■ Records for the task:
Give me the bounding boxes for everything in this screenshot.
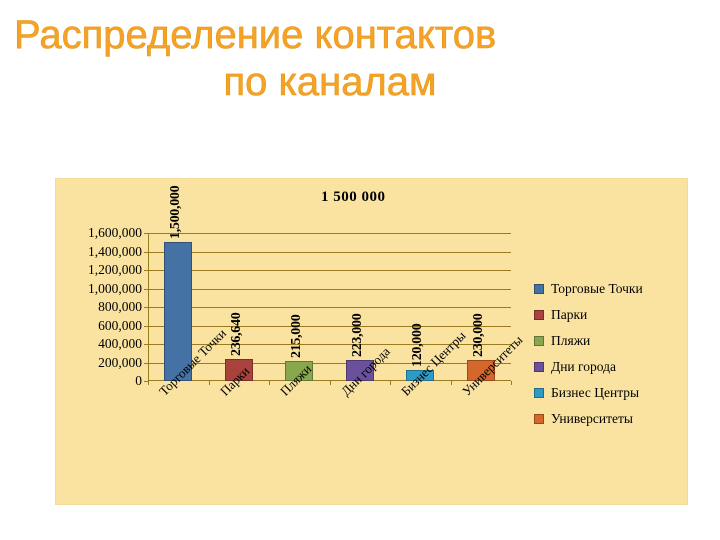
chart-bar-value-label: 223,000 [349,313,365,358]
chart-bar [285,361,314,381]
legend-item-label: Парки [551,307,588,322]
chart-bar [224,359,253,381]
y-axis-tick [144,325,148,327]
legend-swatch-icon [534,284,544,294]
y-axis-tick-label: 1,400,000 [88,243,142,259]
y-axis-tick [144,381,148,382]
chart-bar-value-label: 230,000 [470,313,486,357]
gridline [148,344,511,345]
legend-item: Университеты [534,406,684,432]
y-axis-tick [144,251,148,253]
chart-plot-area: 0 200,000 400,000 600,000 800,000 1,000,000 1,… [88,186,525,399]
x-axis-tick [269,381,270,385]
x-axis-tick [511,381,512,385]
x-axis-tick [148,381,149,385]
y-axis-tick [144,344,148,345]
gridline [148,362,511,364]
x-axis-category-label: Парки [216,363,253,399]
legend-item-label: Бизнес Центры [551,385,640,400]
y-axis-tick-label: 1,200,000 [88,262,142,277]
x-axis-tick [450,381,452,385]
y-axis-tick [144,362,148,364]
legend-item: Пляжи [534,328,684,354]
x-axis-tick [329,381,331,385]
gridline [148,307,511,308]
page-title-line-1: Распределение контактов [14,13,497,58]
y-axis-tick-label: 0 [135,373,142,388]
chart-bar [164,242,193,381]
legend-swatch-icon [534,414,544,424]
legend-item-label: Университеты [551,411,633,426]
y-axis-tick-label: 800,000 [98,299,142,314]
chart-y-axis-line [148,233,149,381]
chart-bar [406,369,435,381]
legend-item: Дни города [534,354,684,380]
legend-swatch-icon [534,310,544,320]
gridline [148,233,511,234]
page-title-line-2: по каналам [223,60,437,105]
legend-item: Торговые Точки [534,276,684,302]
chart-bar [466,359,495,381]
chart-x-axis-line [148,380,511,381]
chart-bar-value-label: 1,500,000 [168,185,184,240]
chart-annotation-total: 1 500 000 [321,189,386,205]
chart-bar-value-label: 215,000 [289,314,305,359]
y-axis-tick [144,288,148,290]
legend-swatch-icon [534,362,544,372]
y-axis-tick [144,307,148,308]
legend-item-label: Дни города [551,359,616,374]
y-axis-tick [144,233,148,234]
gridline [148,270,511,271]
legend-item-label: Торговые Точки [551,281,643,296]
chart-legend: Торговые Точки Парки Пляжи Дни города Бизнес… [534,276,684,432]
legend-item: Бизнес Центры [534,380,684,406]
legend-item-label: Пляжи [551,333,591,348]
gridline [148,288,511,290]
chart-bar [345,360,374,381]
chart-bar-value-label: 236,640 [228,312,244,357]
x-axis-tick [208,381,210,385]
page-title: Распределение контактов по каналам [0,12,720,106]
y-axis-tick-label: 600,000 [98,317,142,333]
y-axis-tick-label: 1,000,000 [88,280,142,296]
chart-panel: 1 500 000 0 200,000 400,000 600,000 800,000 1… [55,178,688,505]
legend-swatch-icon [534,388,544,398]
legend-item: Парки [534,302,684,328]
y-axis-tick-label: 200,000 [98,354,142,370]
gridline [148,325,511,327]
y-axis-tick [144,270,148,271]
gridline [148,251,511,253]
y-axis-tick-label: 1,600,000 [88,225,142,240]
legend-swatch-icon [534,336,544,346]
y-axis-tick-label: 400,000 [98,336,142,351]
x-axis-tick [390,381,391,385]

■ Directions:
Format the listing above as a JSON list of strings, with one string for each line and no blank lines. Leave the pictures out.

■ Answer in full:
[
  "Give me the bounding boxes for everything in this screenshot.",
  "chart-bar-value-label: 223,000 [349,313,365,358]",
  "chart-bar [285,361,314,381]",
  "legend-item-label: Парки [551,307,588,322]",
  "chart-bar [224,359,253,381]",
  "y-axis-tick [144,325,148,327]",
  "legend-swatch-icon [534,284,544,294]",
  "y-axis-tick-label: 1,400,000 [88,243,142,259]",
  "y-axis-tick [144,381,148,382]",
  "chart-bar-value-label: 230,000 [470,313,486,357]",
  "gridline [148,344,511,345]",
  "legend-item: Университеты [534,406,684,432]",
  "y-axis-tick [144,251,148,253]",
  "chart-plot-area: 0 200,000 400,000 600,000 800,000 1,000,000 1,… [88,186,525,399]",
  "x-axis-tick [269,381,270,385]",
  "x-axis-tick [511,381,512,385]",
  "x-axis-tick [148,381,149,385]",
  "y-axis-tick [144,344,148,345]",
  "gridline [148,362,511,364]",
  "x-axis-category-label: Парки [216,363,253,399]",
  "legend-item-label: Бизнес Центры [551,385,640,400]",
  "y-axis-tick-label: 1,200,000 [88,262,142,277]",
  "x-axis-tick [450,381,452,385]",
  "y-axis-tick [144,362,148,364]",
  "legend-item: Пляжи [534,328,684,354]",
  "x-axis-tick [329,381,331,385]",
  "gridline [148,307,511,308]",
  "page-title-line-1: Распределение контактов [14,13,497,58]",
  "y-axis-tick-label: 0 [135,373,142,388]",
  "chart-bar [164,242,193,381]",
  "legend-swatch-icon [534,414,544,424]",
  "legend-item-label: Университеты [551,411,633,426]",
  "y-axis-tick-label: 800,000 [98,299,142,314]",
  "chart-y-axis-line [148,233,149,381]",
  "chart-bar [406,369,435,381]",
  "legend-item: Дни города [534,354,684,380]",
  "legend-swatch-icon [534,310,544,320]",
  "gridline [148,233,511,234]",
  "page-title-line-2: по каналам [223,60,437,105]",
  "legend-item: Торговые Точки [534,276,684,302]",
  "chart-bar [466,359,495,381]",
  "chart-x-axis-line [148,380,511,381]",
  "chart-bar-value-label: 1,500,000 [168,185,184,240]",
  "chart-annotation-total: 1 500 000 [321,189,386,205]",
  "chart-bar-value-label: 215,000 [289,314,305,359]",
  "y-axis-tick [144,288,148,290]",
  "legend-swatch-icon [534,362,544,372]",
  "y-axis-tick [144,307,148,308]",
  "legend-item-label: Дни города [551,359,616,374]",
  "y-axis-tick [144,233,148,234]",
  "gridline [148,270,511,271]",
  "legend-item-label: Торговые Точки [551,281,643,296]",
  "chart-legend: Торговые Точки Парки Пляжи Дни города Бизнес… [534,276,684,432]",
  "legend-item: Бизнес Центры [534,380,684,406]",
  "legend-item-label: Пляжи [551,333,591,348]",
  "gridline [148,288,511,290]",
  "chart-bar [345,360,374,381]",
  "chart-bar-value-label: 236,640 [228,312,244,357]",
  "x-axis-tick [208,381,210,385]",
  "page-title: Распределение контактов по каналам [0,12,720,106]",
  "y-axis-tick-label: 600,000 [98,317,142,333]",
  "y-axis-tick-label: 1,000,000 [88,280,142,296]",
  "chart-panel: 1 500 000 0 200,000 400,000 600,000 800,000 1… [55,178,688,505]",
  "legend-swatch-icon [534,388,544,398]",
  "legend-item: Парки [534,302,684,328]",
  "y-axis-tick-label: 200,000 [98,354,142,370]",
  "gridline [148,325,511,327]",
  "y-axis-tick [144,270,148,271]",
  "gridline [148,251,511,253]",
  "y-axis-tick-label: 1,600,000 [88,225,142,240]",
  "legend-swatch-icon [534,336,544,346]",
  "y-axis-tick-label: 400,000 [98,336,142,351]",
  "x-axis-tick [390,381,391,385]"
]